#### Written instruction:
Exclude the pictures and return every line exactly as written.

#### Given data:
* Start *

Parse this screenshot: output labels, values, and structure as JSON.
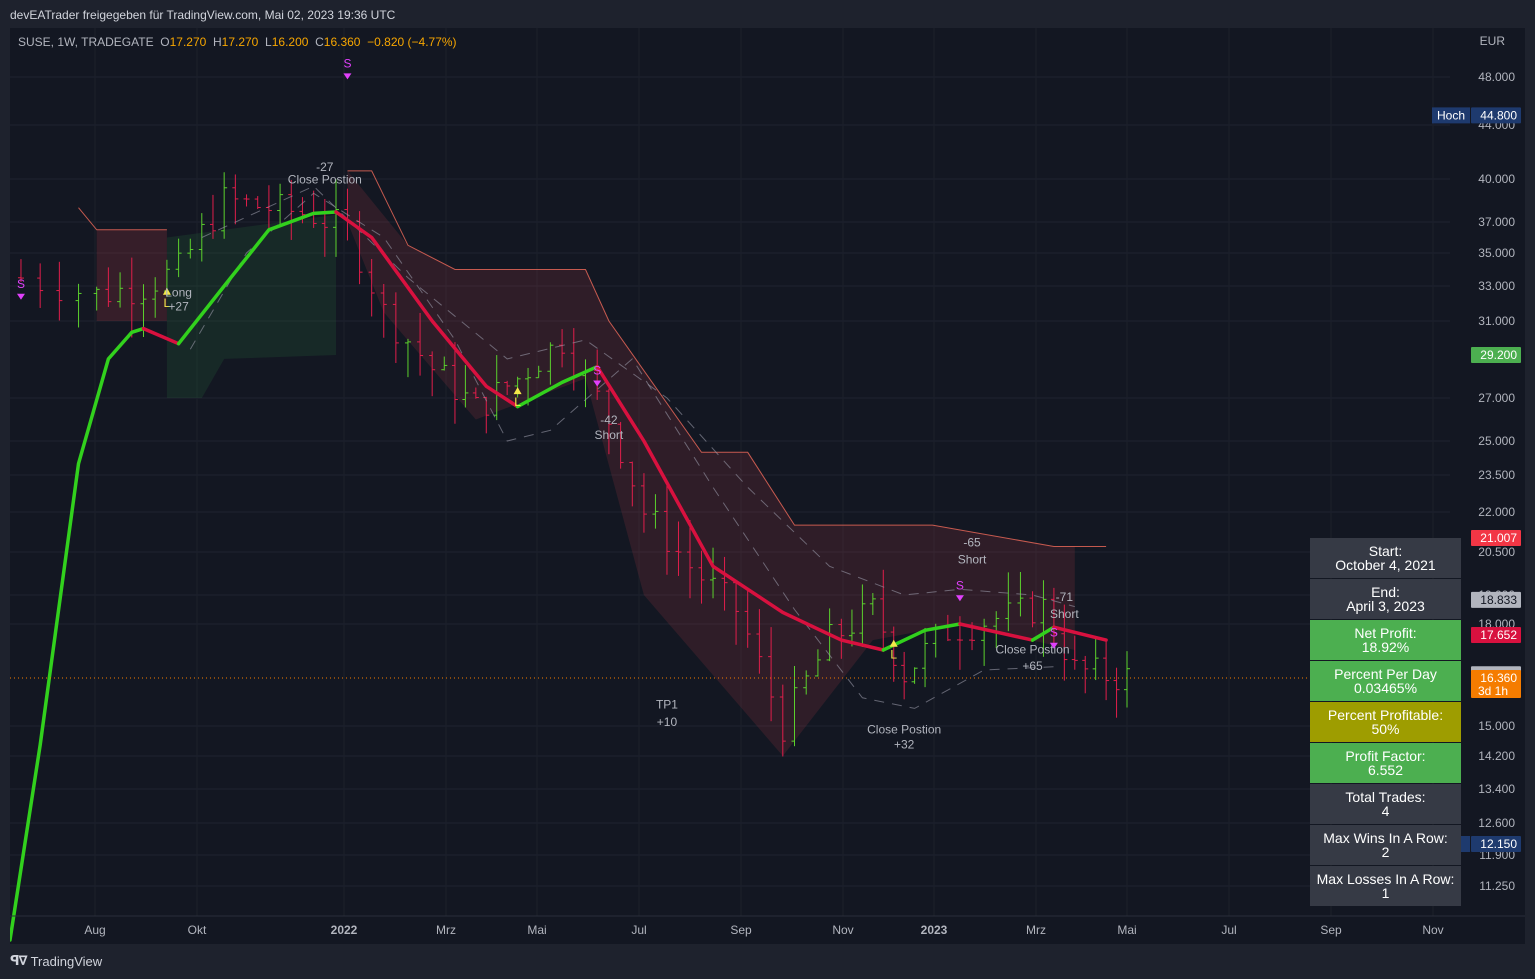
{
  "header": {
    "caption": "devEATrader freigegeben für TradingView.com, Mai 02, 2023 19:36 UTC"
  },
  "legend": {
    "symbol": "SUSE, 1W, TRADEGATE",
    "o_label": "O",
    "o_value": "17.270",
    "h_label": "H",
    "h_value": "17.270",
    "l_label": "L",
    "l_value": "16.200",
    "c_label": "C",
    "c_value": "16.360",
    "change": "−0.820 (−4.77%)"
  },
  "footer": {
    "brand": "TradingView"
  },
  "colors": {
    "bg": "#131722",
    "up": "#5bd02d",
    "down": "#e01e4b",
    "trend_up": "#32d11d",
    "trend_down": "#d8113f",
    "signal": "#e040fb",
    "long": "#f5e84a",
    "band": "#f06a5a"
  },
  "chart_data": {
    "type": "ohlc",
    "currency": "EUR",
    "y_ticks": [
      "48.000",
      "44.000",
      "40.000",
      "37.000",
      "35.000",
      "33.000",
      "31.000",
      "27.000",
      "25.000",
      "23.500",
      "22.000",
      "20.500",
      "19.000",
      "18.000",
      "15.000",
      "14.200",
      "13.400",
      "12.600",
      "11.900",
      "11.250"
    ],
    "x_ticks": [
      "Aug",
      "Okt",
      "2022",
      "Mrz",
      "Mai",
      "Jul",
      "Sep",
      "Nov",
      "2023",
      "Mrz",
      "Mai",
      "Jul",
      "Sep",
      "Nov"
    ],
    "price_labels": [
      {
        "text": "44.800",
        "tag": "Hoch",
        "price": 44.8,
        "color": "#1e3a6e"
      },
      {
        "text": "29.200",
        "tag": "",
        "price": 29.2,
        "color": "#4caf50"
      },
      {
        "text": "21.007",
        "tag": "",
        "price": 21.007,
        "color": "#f23645"
      },
      {
        "text": "18.833",
        "tag": "",
        "price": 18.833,
        "color": "#b2b5be"
      },
      {
        "text": "17.652",
        "tag": "",
        "price": 17.652,
        "color": "#d8113f"
      },
      {
        "text": "16.471",
        "tag": "",
        "price": 16.471,
        "color": "#b2b5be"
      },
      {
        "text": "16.360",
        "tag": "",
        "price": 16.36,
        "color": "#f57c00",
        "sub": "3d 1h"
      },
      {
        "text": "12.150",
        "tag": "Tief",
        "price": 12.15,
        "color": "#1e3a6e"
      }
    ],
    "last_price": 16.36,
    "annotations": [
      {
        "label": "S",
        "date": "2022-01-03",
        "price": 48.8,
        "kind": "s"
      },
      {
        "label": "S",
        "date": "2021-07-05",
        "price": 32.9,
        "kind": "s"
      },
      {
        "label": "L",
        "date": "2021-09-13",
        "price": 32.5,
        "kind": "l"
      },
      {
        "label": "Long",
        "date": "2021-09-20",
        "price": 32.4,
        "kind": "text"
      },
      {
        "label": "+27",
        "date": "2021-09-20",
        "price": 31.6,
        "kind": "text"
      },
      {
        "label": "-27",
        "date": "2021-12-20",
        "price": 40.6,
        "kind": "text"
      },
      {
        "label": "Close Postion",
        "date": "2021-12-20",
        "price": 39.7,
        "kind": "text"
      },
      {
        "label": "L",
        "date": "2022-04-18",
        "price": 27.2,
        "kind": "l"
      },
      {
        "label": "S",
        "date": "2022-06-06",
        "price": 28.2,
        "kind": "s"
      },
      {
        "label": "-42",
        "date": "2022-06-13",
        "price": 25.8,
        "kind": "text"
      },
      {
        "label": "Short",
        "date": "2022-06-13",
        "price": 25.1,
        "kind": "text"
      },
      {
        "label": "TP1",
        "date": "2022-07-18",
        "price": 15.5,
        "kind": "text"
      },
      {
        "label": "+10",
        "date": "2022-07-18",
        "price": 15.0,
        "kind": "text"
      },
      {
        "label": "L",
        "date": "2022-12-05",
        "price": 17.3,
        "kind": "l"
      },
      {
        "label": "Close Postion",
        "date": "2022-12-12",
        "price": 14.8,
        "kind": "text"
      },
      {
        "label": "+32",
        "date": "2022-12-12",
        "price": 14.4,
        "kind": "text"
      },
      {
        "label": "-65",
        "date": "2023-01-23",
        "price": 20.7,
        "kind": "text"
      },
      {
        "label": "Short",
        "date": "2023-01-23",
        "price": 20.1,
        "kind": "text"
      },
      {
        "label": "S",
        "date": "2023-01-16",
        "price": 19.2,
        "kind": "s"
      },
      {
        "label": "Close Postion",
        "date": "2023-02-27",
        "price": 17.1,
        "kind": "text"
      },
      {
        "label": "+65",
        "date": "2023-02-27",
        "price": 16.6,
        "kind": "text"
      },
      {
        "label": "-71",
        "date": "2023-03-20",
        "price": 18.8,
        "kind": "text"
      },
      {
        "label": "Short",
        "date": "2023-03-20",
        "price": 18.2,
        "kind": "text"
      },
      {
        "label": "S",
        "date": "2023-03-13",
        "price": 17.6,
        "kind": "s"
      }
    ]
  },
  "stats": [
    {
      "title": "Start:",
      "value": "October 4, 2021",
      "color": "#363a45"
    },
    {
      "title": "End:",
      "value": "April 3, 2023",
      "color": "#363a45"
    },
    {
      "title": "Net Profit:",
      "value": "18.92%",
      "color": "#4caf50"
    },
    {
      "title": "Percent Per Day",
      "value": "0.03465%",
      "color": "#4caf50"
    },
    {
      "title": "Percent Profitable:",
      "value": "50%",
      "color": "#9e9d00"
    },
    {
      "title": "Profit Factor:",
      "value": "6.552",
      "color": "#4caf50"
    },
    {
      "title": "Total Trades:",
      "value": "4",
      "color": "#363a45"
    },
    {
      "title": "Max Wins In A Row:",
      "value": "2",
      "color": "#363a45"
    },
    {
      "title": "Max Losses In A Row:",
      "value": "1",
      "color": "#363a45"
    }
  ]
}
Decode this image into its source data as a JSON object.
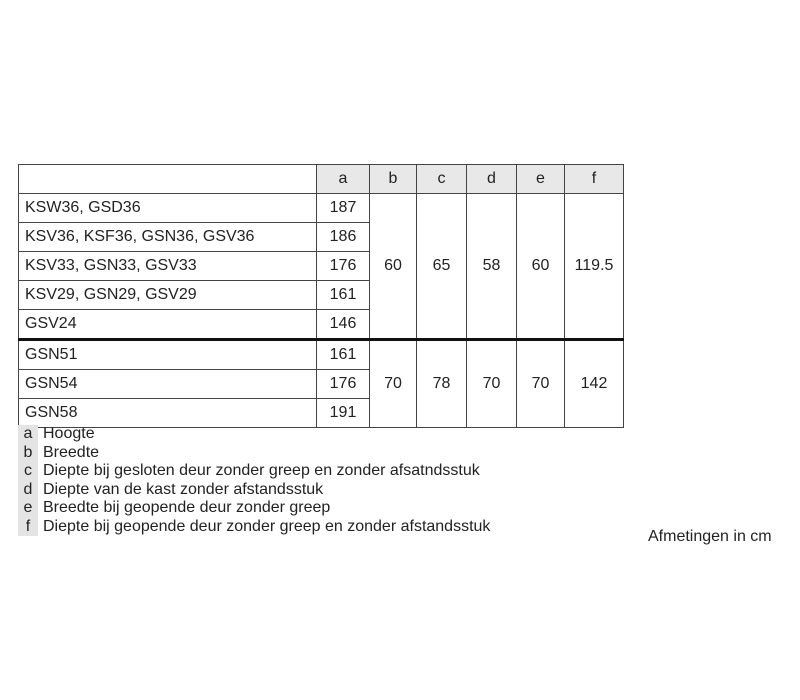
{
  "table": {
    "headers": [
      "",
      "a",
      "b",
      "c",
      "d",
      "e",
      "f"
    ],
    "groups": [
      {
        "rows": [
          {
            "model": "KSW36, GSD36",
            "a": "187"
          },
          {
            "model": "KSV36, KSF36, GSN36, GSV36",
            "a": "186"
          },
          {
            "model": "KSV33, GSN33, GSV33",
            "a": "176"
          },
          {
            "model": "KSV29, GSN29, GSV29",
            "a": "161"
          },
          {
            "model": "GSV24",
            "a": "146"
          }
        ],
        "b": "60",
        "c": "65",
        "d": "58",
        "e": "60",
        "f": "119.5"
      },
      {
        "rows": [
          {
            "model": "GSN51",
            "a": "161"
          },
          {
            "model": "GSN54",
            "a": "176"
          },
          {
            "model": "GSN58",
            "a": "191"
          }
        ],
        "b": "70",
        "c": "78",
        "d": "70",
        "e": "70",
        "f": "142"
      }
    ]
  },
  "legend": [
    {
      "key": "a",
      "text": "Hoogte"
    },
    {
      "key": "b",
      "text": "Breedte"
    },
    {
      "key": "c",
      "text": "Diepte bij gesloten deur zonder greep en zonder afsatndsstuk"
    },
    {
      "key": "d",
      "text": "Diepte van de kast zonder afstandsstuk"
    },
    {
      "key": "e",
      "text": "Breedte bij geopende deur zonder greep"
    },
    {
      "key": "f",
      "text": "Diepte bij geopende deur zonder greep en zonder afstandsstuk"
    }
  ],
  "units_note": "Afmetingen in cm"
}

* End *

#### Final result:
Parse this screenshot: output labels, values, and structure as JSON.
{
  "header": {
    "caption": "devEATrader freigegeben für TradingView.com, Mai 02, 2023 19:36 UTC"
  },
  "legend": {
    "symbol": "SUSE, 1W, TRADEGATE",
    "o_label": "O",
    "o_value": "17.270",
    "h_label": "H",
    "h_value": "17.270",
    "l_label": "L",
    "l_value": "16.200",
    "c_label": "C",
    "c_value": "16.360",
    "change": "−0.820 (−4.77%)"
  },
  "footer": {
    "brand": "TradingView"
  },
  "colors": {
    "bg": "#131722",
    "up": "#5bd02d",
    "down": "#e01e4b",
    "trend_up": "#32d11d",
    "trend_down": "#d8113f",
    "signal": "#e040fb",
    "long": "#f5e84a",
    "band": "#f06a5a"
  },
  "chart_data": {
    "type": "ohlc",
    "currency": "EUR",
    "y_ticks": [
      "48.000",
      "44.000",
      "40.000",
      "37.000",
      "35.000",
      "33.000",
      "31.000",
      "27.000",
      "25.000",
      "23.500",
      "22.000",
      "20.500",
      "19.000",
      "18.000",
      "15.000",
      "14.200",
      "13.400",
      "12.600",
      "11.900",
      "11.250"
    ],
    "x_ticks": [
      "Aug",
      "Okt",
      "2022",
      "Mrz",
      "Mai",
      "Jul",
      "Sep",
      "Nov",
      "2023",
      "Mrz",
      "Mai",
      "Jul",
      "Sep",
      "Nov"
    ],
    "price_labels": [
      {
        "text": "44.800",
        "tag": "Hoch",
        "price": 44.8,
        "color": "#1e3a6e"
      },
      {
        "text": "29.200",
        "tag": "",
        "price": 29.2,
        "color": "#4caf50"
      },
      {
        "text": "21.007",
        "tag": "",
        "price": 21.007,
        "color": "#f23645"
      },
      {
        "text": "18.833",
        "tag": "",
        "price": 18.833,
        "color": "#b2b5be"
      },
      {
        "text": "17.652",
        "tag": "",
        "price": 17.652,
        "color": "#d8113f"
      },
      {
        "text": "16.471",
        "tag": "",
        "price": 16.471,
        "color": "#b2b5be"
      },
      {
        "text": "16.360",
        "tag": "",
        "price": 16.36,
        "color": "#f57c00",
        "sub": "3d 1h"
      },
      {
        "text": "12.150",
        "tag": "Tief",
        "price": 12.15,
        "color": "#1e3a6e"
      }
    ],
    "last_price": 16.36,
    "annotations": [
      {
        "label": "S",
        "date": "2022-01-03",
        "price": 48.8,
        "kind": "s"
      },
      {
        "label": "S",
        "date": "2021-07-05",
        "price": 32.9,
        "kind": "s"
      },
      {
        "label": "L",
        "date": "2021-09-13",
        "price": 32.5,
        "kind": "l"
      },
      {
        "label": "Long",
        "date": "2021-09-20",
        "price": 32.4,
        "kind": "text"
      },
      {
        "label": "+27",
        "date": "2021-09-20",
        "price": 31.6,
        "kind": "text"
      },
      {
        "label": "-27",
        "date": "2021-12-20",
        "price": 40.6,
        "kind": "text"
      },
      {
        "label": "Close Postion",
        "date": "2021-12-20",
        "price": 39.7,
        "kind": "text"
      },
      {
        "label": "L",
        "date": "2022-04-18",
        "price": 27.2,
        "kind": "l"
      },
      {
        "label": "S",
        "date": "2022-06-06",
        "price": 28.2,
        "kind": "s"
      },
      {
        "label": "-42",
        "date": "2022-06-13",
        "price": 25.8,
        "kind": "text"
      },
      {
        "label": "Short",
        "date": "2022-06-13",
        "price": 25.1,
        "kind": "text"
      },
      {
        "label": "TP1",
        "date": "2022-07-18",
        "price": 15.5,
        "kind": "text"
      },
      {
        "label": "+10",
        "date": "2022-07-18",
        "price": 15.0,
        "kind": "text"
      },
      {
        "label": "L",
        "date": "2022-12-05",
        "price": 17.3,
        "kind": "l"
      },
      {
        "label": "Close Postion",
        "date": "2022-12-12",
        "price": 14.8,
        "kind": "text"
      },
      {
        "label": "+32",
        "date": "2022-12-12",
        "price": 14.4,
        "kind": "text"
      },
      {
        "label": "-65",
        "date": "2023-01-23",
        "price": 20.7,
        "kind": "text"
      },
      {
        "label": "Short",
        "date": "2023-01-23",
        "price": 20.1,
        "kind": "text"
      },
      {
        "label": "S",
        "date": "2023-01-16",
        "price": 19.2,
        "kind": "s"
      },
      {
        "label": "Close Postion",
        "date": "2023-02-27",
        "price": 17.1,
        "kind": "text"
      },
      {
        "label": "+65",
        "date": "2023-02-27",
        "price": 16.6,
        "kind": "text"
      },
      {
        "label": "-71",
        "date": "2023-03-20",
        "price": 18.8,
        "kind": "text"
      },
      {
        "label": "Short",
        "date": "2023-03-20",
        "price": 18.2,
        "kind": "text"
      },
      {
        "label": "S",
        "date": "2023-03-13",
        "price": 17.6,
        "kind": "s"
      }
    ]
  },
  "stats": [
    {
      "title": "Start:",
      "value": "October 4, 2021",
      "color": "#363a45"
    },
    {
      "title": "End:",
      "value": "April 3, 2023",
      "color": "#363a45"
    },
    {
      "title": "Net Profit:",
      "value": "18.92%",
      "color": "#4caf50"
    },
    {
      "title": "Percent Per Day",
      "value": "0.03465%",
      "color": "#4caf50"
    },
    {
      "title": "Percent Profitable:",
      "value": "50%",
      "color": "#9e9d00"
    },
    {
      "title": "Profit Factor:",
      "value": "6.552",
      "color": "#4caf50"
    },
    {
      "title": "Total Trades:",
      "value": "4",
      "color": "#363a45"
    },
    {
      "title": "Max Wins In A Row:",
      "value": "2",
      "color": "#363a45"
    },
    {
      "title": "Max Losses In A Row:",
      "value": "1",
      "color": "#363a45"
    }
  ]
}
Decode this image into its source data as a JSON object.
{
  "table": {
    "headers": [
      "",
      "a",
      "b",
      "c",
      "d",
      "e",
      "f"
    ],
    "groups": [
      {
        "rows": [
          {
            "model": "KSW36, GSD36",
            "a": "187"
          },
          {
            "model": "KSV36, KSF36, GSN36, GSV36",
            "a": "186"
          },
          {
            "model": "KSV33, GSN33, GSV33",
            "a": "176"
          },
          {
            "model": "KSV29, GSN29, GSV29",
            "a": "161"
          },
          {
            "model": "GSV24",
            "a": "146"
          }
        ],
        "b": "60",
        "c": "65",
        "d": "58",
        "e": "60",
        "f": "119.5"
      },
      {
        "rows": [
          {
            "model": "GSN51",
            "a": "161"
          },
          {
            "model": "GSN54",
            "a": "176"
          },
          {
            "model": "GSN58",
            "a": "191"
          }
        ],
        "b": "70",
        "c": "78",
        "d": "70",
        "e": "70",
        "f": "142"
      }
    ]
  },
  "legend": [
    {
      "key": "a",
      "text": "Hoogte"
    },
    {
      "key": "b",
      "text": "Breedte"
    },
    {
      "key": "c",
      "text": "Diepte bij gesloten deur zonder greep en zonder afsatndsstuk"
    },
    {
      "key": "d",
      "text": "Diepte van de kast zonder afstandsstuk"
    },
    {
      "key": "e",
      "text": "Breedte bij geopende deur zonder greep"
    },
    {
      "key": "f",
      "text": "Diepte bij geopende deur zonder greep en zonder afstandsstuk"
    }
  ],
  "units_note": "Afmetingen in cm"
}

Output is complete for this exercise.